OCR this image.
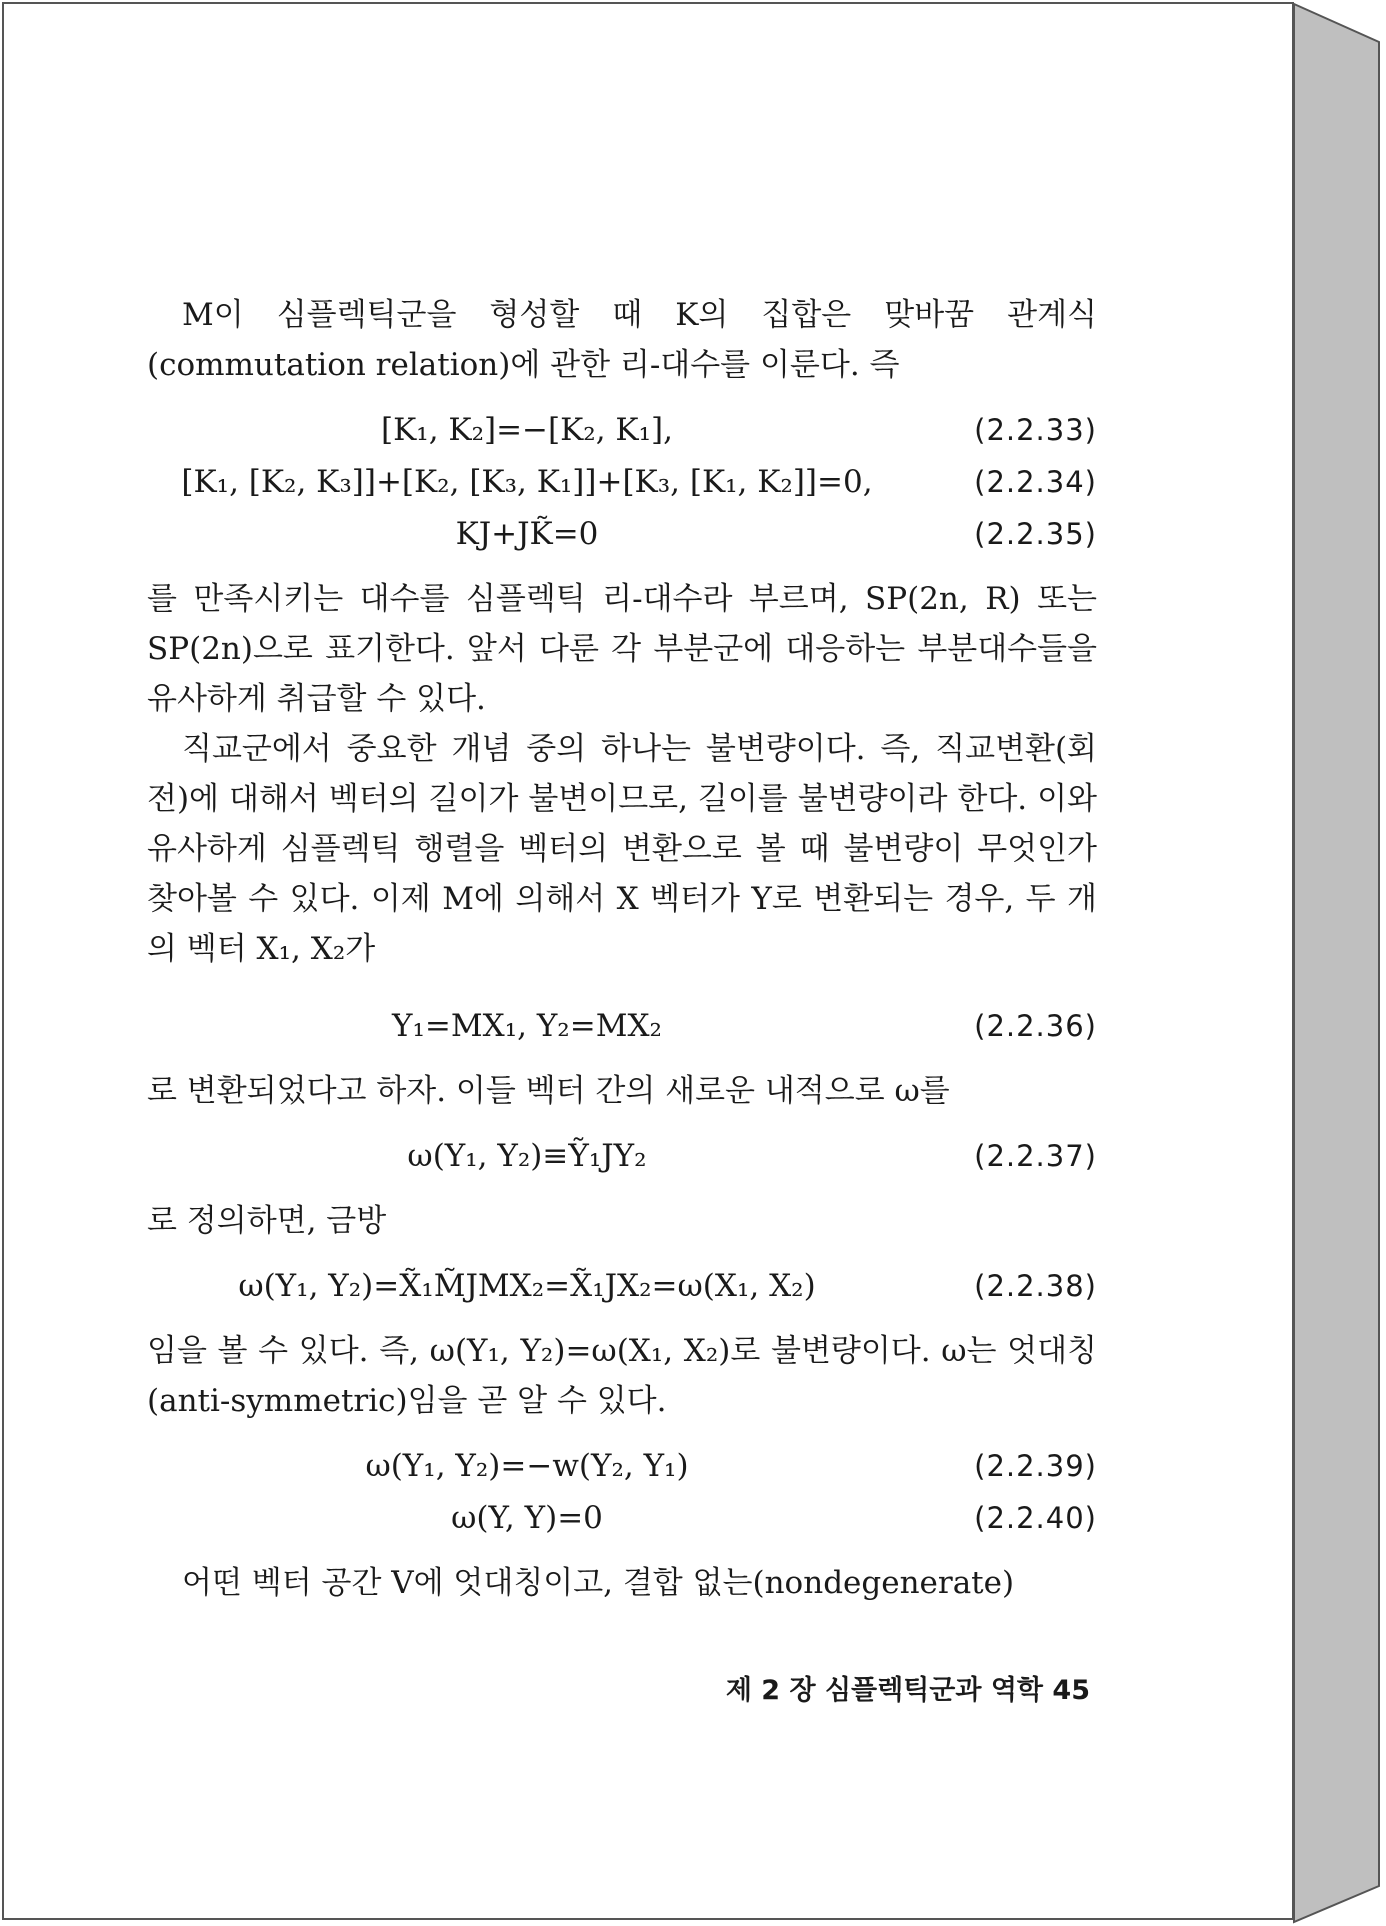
M이 심플렉틱군을 형성할 때 K의 집합은 맞바꿈 관계식 (commutation relation)에 관한 리-대수를 이룬다. 즉

[K₁, K₂]=−[K₂, K₁],	(2.2.33)
[K₁, [K₂, K₃]]+[K₂, [K₃, K₁]]+[K₃, [K₁, K₂]]=0,	(2.2.34)
KJ+JK̃=0	(2.2.35)

를 만족시키는 대수를 심플렉틱 리-대수라 부르며, SP(2n, R) 또는 SP(2n)으로 표기한다. 앞서 다룬 각 부분군에 대응하는 부분대수들을 유사하게 취급할 수 있다.

직교군에서 중요한 개념 중의 하나는 불변량이다. 즉, 직교변환(회전)에 대해서 벡터의 길이가 불변이므로, 길이를 불변량이라 한다. 이와 유사하게 심플렉틱 행렬을 벡터의 변환으로 볼 때 불변량이 무엇인가 찾아볼 수 있다. 이제 M에 의해서 X 벡터가 Y로 변환되는 경우, 두 개의 벡터 X₁, X₂가

Y₁=MX₁, Y₂=MX₂	(2.2.36)

로 변환되었다고 하자. 이들 벡터 간의 새로운 내적으로 ω를

ω(Y₁, Y₂)≡Ỹ₁JY₂	(2.2.37)

로 정의하면, 금방

ω(Y₁, Y₂)=X̃₁M̃JMX₂=X̃₁JX₂=ω(X₁, X₂)	(2.2.38)

임을 볼 수 있다. 즉, ω(Y₁, Y₂)=ω(X₁, X₂)로 불변량이다. ω는 엇대칭(anti-symmetric)임을 곧 알 수 있다.

ω(Y₁, Y₂)=−w(Y₂, Y₁)	(2.2.39)
ω(Y, Y)=0	(2.2.40)

어떤 벡터 공간 V에 엇대칭이고, 결합 없는(nondegenerate)

제 2 장 심플렉틱군과 역학 45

*****

### PROBLEM TO WORK ON
Repeat the records above exactly, omitting every picture.

### ANSWER TO THIS PROBLEM
OCR this image.
M이 심플렉틱군을 형성할 때 K의 집합은 맞바꿈 관계식 (commutation relation)에 관한 리-대수를 이룬다. 즉

[K₁, K₂]=−[K₂, K₁],	(2.2.33)
[K₁, [K₂, K₃]]+[K₂, [K₃, K₁]]+[K₃, [K₁, K₂]]=0,	(2.2.34)
KJ+JK̃=0	(2.2.35)

를 만족시키는 대수를 심플렉틱 리-대수라 부르며, SP(2n, R) 또는 SP(2n)으로 표기한다. 앞서 다룬 각 부분군에 대응하는 부분대수들을 유사하게 취급할 수 있다.

직교군에서 중요한 개념 중의 하나는 불변량이다. 즉, 직교변환(회전)에 대해서 벡터의 길이가 불변이므로, 길이를 불변량이라 한다. 이와 유사하게 심플렉틱 행렬을 벡터의 변환으로 볼 때 불변량이 무엇인가 찾아볼 수 있다. 이제 M에 의해서 X 벡터가 Y로 변환되는 경우, 두 개의 벡터 X₁, X₂가

Y₁=MX₁, Y₂=MX₂	(2.2.36)

로 변환되었다고 하자. 이들 벡터 간의 새로운 내적으로 ω를

ω(Y₁, Y₂)≡Ỹ₁JY₂	(2.2.37)

로 정의하면, 금방

ω(Y₁, Y₂)=X̃₁M̃JMX₂=X̃₁JX₂=ω(X₁, X₂)	(2.2.38)

임을 볼 수 있다. 즉, ω(Y₁, Y₂)=ω(X₁, X₂)로 불변량이다. ω는 엇대칭(anti-symmetric)임을 곧 알 수 있다.

ω(Y₁, Y₂)=−w(Y₂, Y₁)	(2.2.39)
ω(Y, Y)=0	(2.2.40)

어떤 벡터 공간 V에 엇대칭이고, 결합 없는(nondegenerate)

제 2 장 심플렉틱군과 역학 45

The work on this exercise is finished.